__Directions__: Write down every entry below once more, exactly.

· · ·

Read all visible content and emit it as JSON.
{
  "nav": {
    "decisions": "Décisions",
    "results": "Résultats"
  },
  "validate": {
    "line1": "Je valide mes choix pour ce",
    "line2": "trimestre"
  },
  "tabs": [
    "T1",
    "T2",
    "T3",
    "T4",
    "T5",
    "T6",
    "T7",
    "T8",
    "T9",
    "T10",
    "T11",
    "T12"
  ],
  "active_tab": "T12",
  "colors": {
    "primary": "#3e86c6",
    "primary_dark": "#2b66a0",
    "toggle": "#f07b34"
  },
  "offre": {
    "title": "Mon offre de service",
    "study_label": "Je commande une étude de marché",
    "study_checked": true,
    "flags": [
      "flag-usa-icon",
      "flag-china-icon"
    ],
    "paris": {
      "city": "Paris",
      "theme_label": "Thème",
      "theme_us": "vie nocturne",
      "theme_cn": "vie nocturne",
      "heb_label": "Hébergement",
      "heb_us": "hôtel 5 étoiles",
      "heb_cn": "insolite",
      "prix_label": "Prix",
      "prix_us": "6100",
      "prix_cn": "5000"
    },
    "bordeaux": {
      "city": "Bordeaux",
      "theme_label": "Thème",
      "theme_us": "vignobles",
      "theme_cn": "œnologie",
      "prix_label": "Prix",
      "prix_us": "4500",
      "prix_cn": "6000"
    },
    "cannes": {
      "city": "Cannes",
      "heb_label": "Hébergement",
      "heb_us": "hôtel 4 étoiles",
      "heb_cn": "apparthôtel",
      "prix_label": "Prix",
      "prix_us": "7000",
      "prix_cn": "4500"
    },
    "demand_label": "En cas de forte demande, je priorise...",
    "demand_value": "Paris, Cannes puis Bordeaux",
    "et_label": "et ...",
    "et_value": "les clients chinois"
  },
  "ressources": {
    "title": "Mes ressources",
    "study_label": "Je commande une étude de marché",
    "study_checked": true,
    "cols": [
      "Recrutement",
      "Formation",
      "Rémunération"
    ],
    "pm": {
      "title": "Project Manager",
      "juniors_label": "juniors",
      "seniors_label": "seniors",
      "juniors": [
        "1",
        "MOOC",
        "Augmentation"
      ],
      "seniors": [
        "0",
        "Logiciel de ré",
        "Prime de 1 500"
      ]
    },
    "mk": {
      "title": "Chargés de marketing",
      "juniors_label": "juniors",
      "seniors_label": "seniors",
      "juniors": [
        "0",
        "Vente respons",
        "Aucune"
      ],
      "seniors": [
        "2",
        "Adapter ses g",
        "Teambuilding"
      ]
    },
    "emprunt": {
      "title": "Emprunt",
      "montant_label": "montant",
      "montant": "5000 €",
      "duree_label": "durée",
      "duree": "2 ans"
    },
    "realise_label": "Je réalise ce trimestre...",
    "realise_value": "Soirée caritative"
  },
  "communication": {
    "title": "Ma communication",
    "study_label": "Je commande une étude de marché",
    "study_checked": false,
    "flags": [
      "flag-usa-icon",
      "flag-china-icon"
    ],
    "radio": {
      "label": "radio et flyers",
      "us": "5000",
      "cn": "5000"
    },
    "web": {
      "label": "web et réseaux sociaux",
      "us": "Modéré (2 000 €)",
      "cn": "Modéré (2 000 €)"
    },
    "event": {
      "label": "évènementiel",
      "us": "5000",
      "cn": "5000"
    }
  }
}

· · ·

__The result__:
Read all visible content and emit it as JSON.
{
  "nav": {
    "decisions": "Décisions",
    "results": "Résultats"
  },
  "validate": {
    "line1": "Je valide mes choix pour ce",
    "line2": "trimestre"
  },
  "tabs": [
    "T1",
    "T2",
    "T3",
    "T4",
    "T5",
    "T6",
    "T7",
    "T8",
    "T9",
    "T10",
    "T11",
    "T12"
  ],
  "active_tab": "T12",
  "colors": {
    "primary": "#3e86c6",
    "primary_dark": "#2b66a0",
    "toggle": "#f07b34"
  },
  "offre": {
    "title": "Mon offre de service",
    "study_label": "Je commande une étude de marché",
    "study_checked": true,
    "flags": [
      "flag-usa-icon",
      "flag-china-icon"
    ],
    "paris": {
      "city": "Paris",
      "theme_label": "Thème",
      "theme_us": "vie nocturne",
      "theme_cn": "vie nocturne",
      "heb_label": "Hébergement",
      "heb_us": "hôtel 5 étoiles",
      "heb_cn": "insolite",
      "prix_label": "Prix",
      "prix_us": "6100",
      "prix_cn": "5000"
    },
    "bordeaux": {
      "city": "Bordeaux",
      "theme_label": "Thème",
      "theme_us": "vignobles",
      "theme_cn": "œnologie",
      "prix_label": "Prix",
      "prix_us": "4500",
      "prix_cn": "6000"
    },
    "cannes": {
      "city": "Cannes",
      "heb_label": "Hébergement",
      "heb_us": "hôtel 4 étoiles",
      "heb_cn": "apparthôtel",
      "prix_label": "Prix",
      "prix_us": "7000",
      "prix_cn": "4500"
    },
    "demand_label": "En cas de forte demande, je priorise...",
    "demand_value": "Paris, Cannes puis Bordeaux",
    "et_label": "et ...",
    "et_value": "les clients chinois"
  },
  "ressources": {
    "title": "Mes ressources",
    "study_label": "Je commande une étude de marché",
    "study_checked": true,
    "cols": [
      "Recrutement",
      "Formation",
      "Rémunération"
    ],
    "pm": {
      "title": "Project Manager",
      "juniors_label": "juniors",
      "seniors_label": "seniors",
      "juniors": [
        "1",
        "MOOC",
        "Augmentation"
      ],
      "seniors": [
        "0",
        "Logiciel de ré",
        "Prime de 1 500"
      ]
    },
    "mk": {
      "title": "Chargés de marketing",
      "juniors_label": "juniors",
      "seniors_label": "seniors",
      "juniors": [
        "0",
        "Vente respons",
        "Aucune"
      ],
      "seniors": [
        "2",
        "Adapter ses g",
        "Teambuilding"
      ]
    },
    "emprunt": {
      "title": "Emprunt",
      "montant_label": "montant",
      "montant": "5000 €",
      "duree_label": "durée",
      "duree": "2 ans"
    },
    "realise_label": "Je réalise ce trimestre...",
    "realise_value": "Soirée caritative"
  },
  "communication": {
    "title": "Ma communication",
    "study_label": "Je commande une étude de marché",
    "study_checked": false,
    "flags": [
      "flag-usa-icon",
      "flag-china-icon"
    ],
    "radio": {
      "label": "radio et flyers",
      "us": "5000",
      "cn": "5000"
    },
    "web": {
      "label": "web et réseaux sociaux",
      "us": "Modéré (2 000 €)",
      "cn": "Modéré (2 000 €)"
    },
    "event": {
      "label": "évènementiel",
      "us": "5000",
      "cn": "5000"
    }
  }
}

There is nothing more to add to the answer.